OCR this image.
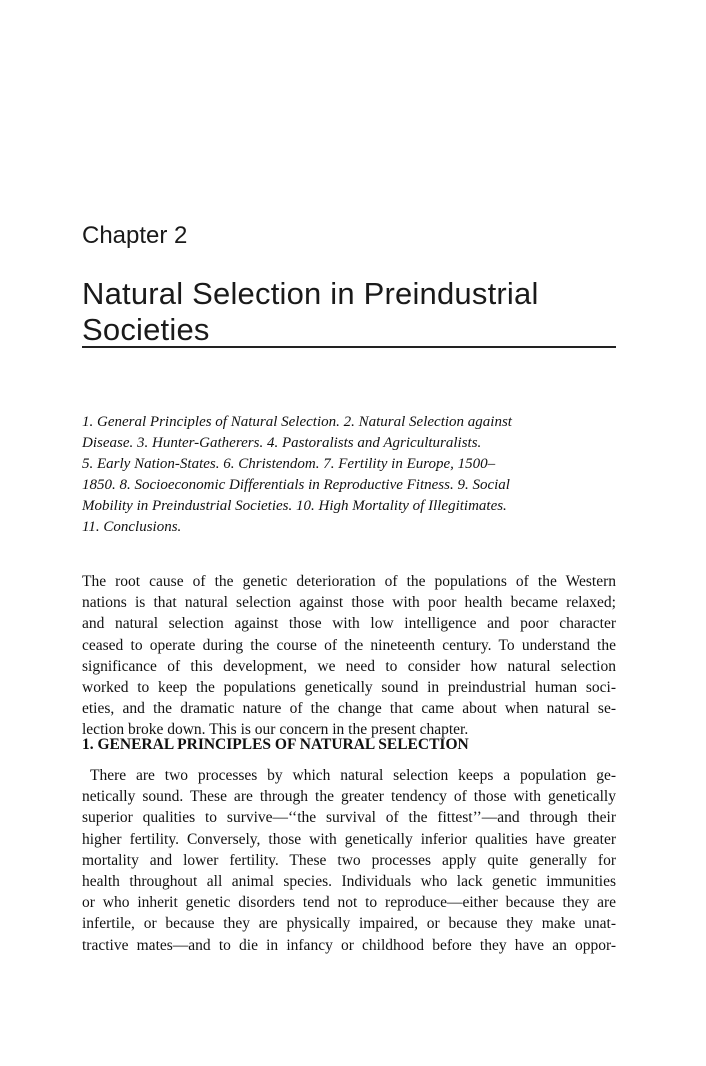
Chapter 2
Natural Selection in Preindustrial
Societies
1. General Principles of Natural Selection. 2. Natural Selection against
Disease. 3. Hunter-Gatherers. 4. Pastoralists and Agriculturalists.
5. Early Nation-States. 6. Christendom. 7. Fertility in Europe, 1500–
1850. 8. Socioeconomic Differentials in Reproductive Fitness. 9. Social
Mobility in Preindustrial Societies. 10. High Mortality of Illegitimates.
11. Conclusions.
The root cause of the genetic deterioration of the populations of the Western
nations is that natural selection against those with poor health became relaxed;
and natural selection against those with low intelligence and poor character
ceased to operate during the course of the nineteenth century. To understand the
significance of this development, we need to consider how natural selection
worked to keep the populations genetically sound in preindustrial human soci-
eties, and the dramatic nature of the change that came about when natural se-
lection broke down. This is our concern in the present chapter.
1. GENERAL PRINCIPLES OF NATURAL SELECTION
There are two processes by which natural selection keeps a population ge-
netically sound. These are through the greater tendency of those with genetically
superior qualities to survive—‘‘the survival of the fittest’’—and through their
higher fertility. Conversely, those with genetically inferior qualities have greater
mortality and lower fertility. These two processes apply quite generally for
health throughout all animal species. Individuals who lack genetic immunities
or who inherit genetic disorders tend not to reproduce—either because they are
infertile, or because they are physically impaired, or because they make unat-
tractive mates—and to die in infancy or childhood before they have an oppor-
■ ■ ■ ■ ■
◆ **TASK TO COMPLETE**: Give all the lines above again, character for character, without pictures.

◆ **RESULT OF THE EXERCISE**:
OCR this image.
Chapter 2
Natural Selection in Preindustrial
Societies
1. General Principles of Natural Selection. 2. Natural Selection against
Disease. 3. Hunter-Gatherers. 4. Pastoralists and Agriculturalists.
5. Early Nation-States. 6. Christendom. 7. Fertility in Europe, 1500–
1850. 8. Socioeconomic Differentials in Reproductive Fitness. 9. Social
Mobility in Preindustrial Societies. 10. High Mortality of Illegitimates.
11. Conclusions.
The root cause of the genetic deterioration of the populations of the Western
nations is that natural selection against those with poor health became relaxed;
and natural selection against those with low intelligence and poor character
ceased to operate during the course of the nineteenth century. To understand the
significance of this development, we need to consider how natural selection
worked to keep the populations genetically sound in preindustrial human soci-
eties, and the dramatic nature of the change that came about when natural se-
lection broke down. This is our concern in the present chapter.
1. GENERAL PRINCIPLES OF NATURAL SELECTION
There are two processes by which natural selection keeps a population ge-
netically sound. These are through the greater tendency of those with genetically
superior qualities to survive—‘‘the survival of the fittest’’—and through their
higher fertility. Conversely, those with genetically inferior qualities have greater
mortality and lower fertility. These two processes apply quite generally for
health throughout all animal species. Individuals who lack genetic immunities
or who inherit genetic disorders tend not to reproduce—either because they are
infertile, or because they are physically impaired, or because they make unat-
tractive mates—and to die in infancy or childhood before they have an oppor-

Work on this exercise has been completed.